Required work:
Find every line with the word "chục". Copy those lines.

A block of data:
━━━━━━

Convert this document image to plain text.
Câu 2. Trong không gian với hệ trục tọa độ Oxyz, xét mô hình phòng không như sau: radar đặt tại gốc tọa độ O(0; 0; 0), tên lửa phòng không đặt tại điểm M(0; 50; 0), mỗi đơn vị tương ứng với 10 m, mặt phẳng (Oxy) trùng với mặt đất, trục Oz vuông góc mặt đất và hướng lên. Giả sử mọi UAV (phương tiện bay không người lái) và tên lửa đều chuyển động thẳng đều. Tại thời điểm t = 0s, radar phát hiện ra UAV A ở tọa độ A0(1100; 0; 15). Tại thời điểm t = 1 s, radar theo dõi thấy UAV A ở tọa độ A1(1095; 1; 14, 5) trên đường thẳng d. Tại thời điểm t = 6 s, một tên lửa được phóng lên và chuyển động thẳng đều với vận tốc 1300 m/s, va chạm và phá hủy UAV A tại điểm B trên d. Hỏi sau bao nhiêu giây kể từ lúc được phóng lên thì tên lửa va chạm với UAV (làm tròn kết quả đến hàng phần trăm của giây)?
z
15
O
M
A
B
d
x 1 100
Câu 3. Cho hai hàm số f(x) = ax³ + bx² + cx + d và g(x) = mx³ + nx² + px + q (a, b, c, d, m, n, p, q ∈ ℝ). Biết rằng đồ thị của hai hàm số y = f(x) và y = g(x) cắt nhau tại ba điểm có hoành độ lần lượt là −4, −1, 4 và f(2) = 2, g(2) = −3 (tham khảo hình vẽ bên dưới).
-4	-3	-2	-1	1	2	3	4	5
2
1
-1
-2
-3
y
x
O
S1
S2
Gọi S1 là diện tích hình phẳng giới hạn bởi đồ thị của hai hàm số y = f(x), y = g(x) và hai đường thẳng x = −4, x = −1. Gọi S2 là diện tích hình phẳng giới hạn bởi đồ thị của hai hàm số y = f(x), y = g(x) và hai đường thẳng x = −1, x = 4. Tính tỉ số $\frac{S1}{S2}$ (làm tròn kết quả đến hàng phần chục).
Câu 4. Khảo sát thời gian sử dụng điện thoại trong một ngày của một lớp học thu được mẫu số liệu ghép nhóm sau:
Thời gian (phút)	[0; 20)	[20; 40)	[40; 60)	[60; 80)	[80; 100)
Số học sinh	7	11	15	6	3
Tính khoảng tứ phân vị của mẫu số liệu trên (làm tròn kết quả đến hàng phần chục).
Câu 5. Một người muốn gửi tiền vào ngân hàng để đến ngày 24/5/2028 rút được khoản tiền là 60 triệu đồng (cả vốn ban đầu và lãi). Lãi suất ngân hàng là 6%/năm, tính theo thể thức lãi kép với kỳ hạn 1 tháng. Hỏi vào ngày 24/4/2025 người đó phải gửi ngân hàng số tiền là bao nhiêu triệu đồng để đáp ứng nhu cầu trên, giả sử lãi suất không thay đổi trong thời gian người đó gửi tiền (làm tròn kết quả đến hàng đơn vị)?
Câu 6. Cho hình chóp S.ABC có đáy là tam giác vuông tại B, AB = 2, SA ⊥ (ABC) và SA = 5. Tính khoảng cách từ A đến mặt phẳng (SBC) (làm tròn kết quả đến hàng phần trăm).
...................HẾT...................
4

━━━━━━

Solution to the problem:
Gọi S1 là diện tích hình phẳng giới hạn bởi đồ thị của hai hàm số y = f(x), y = g(x) và hai đường thẳng x = −4, x = −1. Gọi S2 là diện tích hình phẳng giới hạn bởi đồ thị của hai hàm số y = f(x), y = g(x) và hai đường thẳng x = −1, x = 4. Tính tỉ số $\frac{S1}{S2}$ (làm tròn kết quả đến hàng phần chục).
Tính khoảng tứ phân vị của mẫu số liệu trên (làm tròn kết quả đến hàng phần chục).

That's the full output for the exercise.